_WRITTEN EXERCISE:_
Check each line of the listing, and copy it if it contains the word "đồng".

.....

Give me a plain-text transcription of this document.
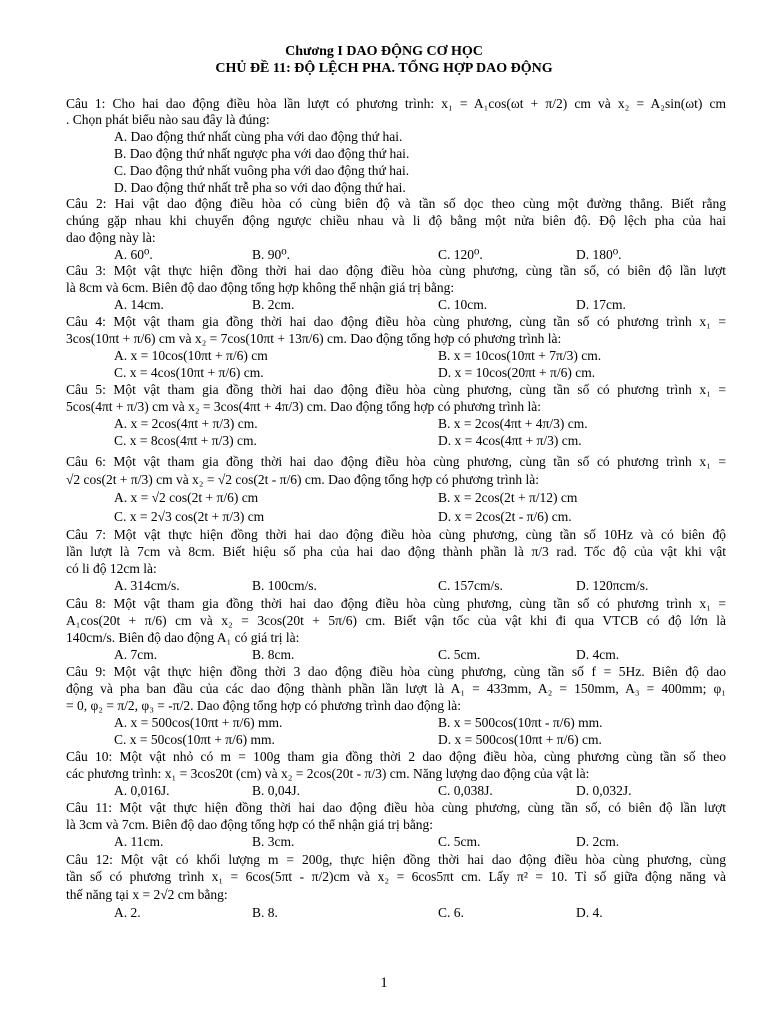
Chương I DAO ĐỘNG CƠ HỌC
CHỦ ĐỀ 11: ĐỘ LỆCH PHA. TỔNG HỢP DAO ĐỘNG
Câu 1: Cho hai dao động điều hòa lần lượt có phương trình: x₁ = A₁cos(ωt + π/2) cm và x₂ = A₂sin(ωt) cm
. Chọn phát biểu nào sau đây là đúng:
A. Dao động thứ nhất cùng pha với dao động thứ hai.
B. Dao động thứ nhất ngược pha với dao động thứ hai.
C. Dao động thứ nhất vuông pha với dao động thứ hai.
D. Dao động thứ nhất trễ pha so với dao động thứ hai.
Câu 2: Hai vật dao động điều hòa có cùng biên độ và tần số dọc theo cùng một đường thẳng. Biết rằng
chúng gặp nhau khi chuyển động ngược chiều nhau và li độ bằng một nửa biên độ. Độ lệch pha của hai
dao động này là:
A. 60⁰.	B. 90⁰.	C. 120⁰.	D. 180⁰.
Câu 3: Một vật thực hiện đồng thời hai dao động điều hòa cùng phương, cùng tần số, có biên độ lần lượt
là 8cm và 6cm. Biên độ dao động tổng hợp không thể nhận giá trị bằng:
A. 14cm.	B. 2cm.	C. 10cm.	D. 17cm.
Câu 4: Một vật tham gia đồng thời hai dao động điều hòa cùng phương, cùng tần số có phương trình x₁ =
3cos(10πt + π/6) cm và x₂ = 7cos(10πt + 13π/6) cm. Dao động tổng hợp có phương trình là:
A. x = 10cos(10πt + π/6) cm	B. x = 10cos(10πt + 7π/3) cm.
C. x = 4cos(10πt + π/6) cm.	D. x = 10cos(20πt + π/6) cm.
Câu 5: Một vật tham gia đồng thời hai dao động điều hòa cùng phương, cùng tần số có phương trình x₁ =
5cos(4πt + π/3) cm và x₂ = 3cos(4πt + 4π/3) cm. Dao động tổng hợp có phương trình là:
A. x = 2cos(4πt + π/3) cm.	B. x = 2cos(4πt + 4π/3) cm.
C. x = 8cos(4πt + π/3) cm.	D. x = 4cos(4πt + π/3) cm.
Câu 6: Một vật tham gia đồng thời hai dao động điều hòa cùng phương, cùng tần số có phương trình x₁ =
√2 cos(2t + π/3) cm và x₂ = √2 cos(2t - π/6) cm. Dao động tổng hợp có phương trình là:
A. x = √2 cos(2t + π/6) cm	B. x = 2cos(2t + π/12) cm
C. x = 2√3 cos(2t + π/3) cm	D. x = 2cos(2t - π/6) cm.
Câu 7: Một vật thực hiện đồng thời hai dao động điều hòa cùng phương, cùng tần số 10Hz và có biên độ
lần lượt là 7cm và 8cm. Biết hiệu số pha của hai dao động thành phần là π/3 rad. Tốc độ của vật khi vật
có li độ 12cm là:
A. 314cm/s.	B. 100cm/s.	C. 157cm/s.	D. 120πcm/s.
Câu 8: Một vật tham gia đồng thời hai dao động điều hòa cùng phương, cùng tần số có phương trình x₁ =
A₁cos(20t + π/6) cm và x₂ = 3cos(20t + 5π/6) cm. Biết vận tốc của vật khi đi qua VTCB có độ lớn là
140cm/s. Biên độ dao động A₁ có giá trị là:
A. 7cm.	B. 8cm.	C. 5cm.	D. 4cm.
Câu 9: Một vật thực hiện đồng thời 3 dao động điều hòa cùng phương, cùng tần số f = 5Hz. Biên độ dao
động và pha ban đầu của các dao động thành phần lần lượt là A₁ = 433mm, A₂ = 150mm, A₃ = 400mm; φ₁
= 0, φ₂ = π/2, φ₃ = -π/2. Dao động tổng hợp có phương trình dao động là:
A. x = 500cos(10πt + π/6) mm.	B. x = 500cos(10πt - π/6) mm.
C. x = 50cos(10πt + π/6) mm.	D. x = 500cos(10πt + π/6) cm.
Câu 10: Một vật nhỏ có m = 100g tham gia đồng thời 2 dao động điều hòa, cùng phương cùng tần số theo
các phương trình: x₁ = 3cos20t (cm) và x₂ = 2cos(20t - π/3) cm. Năng lượng dao động của vật là:
A. 0,016J.	B. 0,04J.	C. 0,038J.	D. 0,032J.
Câu 11: Một vật thực hiện đồng thời hai dao động điều hòa cùng phương, cùng tần số, có biên độ lần lượt
là 3cm và 7cm. Biên độ dao động tổng hợp có thể nhận giá trị bằng:
A. 11cm.	B. 3cm.	C. 5cm.	D. 2cm.
Câu 12: Một vật có khối lượng m = 200g, thực hiện đồng thời hai dao động điều hòa cùng phương, cùng
tần số có phương trình x₁ = 6cos(5πt - π/2)cm và x₂ = 6cos5πt cm. Lấy π² = 10. Tỉ số giữa động năng và
thế năng tại x = 2√2 cm bằng:
A. 2.	B. 8.	C. 6.	D. 4.
1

.....

_FINAL ANSWER:_
Câu 3: Một vật thực hiện đồng thời hai dao động điều hòa cùng phương, cùng tần số, có biên độ lần lượt
Câu 4: Một vật tham gia đồng thời hai dao động điều hòa cùng phương, cùng tần số có phương trình x₁ =
Câu 5: Một vật tham gia đồng thời hai dao động điều hòa cùng phương, cùng tần số có phương trình x₁ =
Câu 6: Một vật tham gia đồng thời hai dao động điều hòa cùng phương, cùng tần số có phương trình x₁ =
Câu 7: Một vật thực hiện đồng thời hai dao động điều hòa cùng phương, cùng tần số 10Hz và có biên độ
Câu 8: Một vật tham gia đồng thời hai dao động điều hòa cùng phương, cùng tần số có phương trình x₁ =
Câu 9: Một vật thực hiện đồng thời 3 dao động điều hòa cùng phương, cùng tần số f = 5Hz. Biên độ dao
Câu 10: Một vật nhỏ có m = 100g tham gia đồng thời 2 dao động điều hòa, cùng phương cùng tần số theo
Câu 11: Một vật thực hiện đồng thời hai dao động điều hòa cùng phương, cùng tần số, có biên độ lần lượt
Câu 12: Một vật có khối lượng m = 200g, thực hiện đồng thời hai dao động điều hòa cùng phương, cùng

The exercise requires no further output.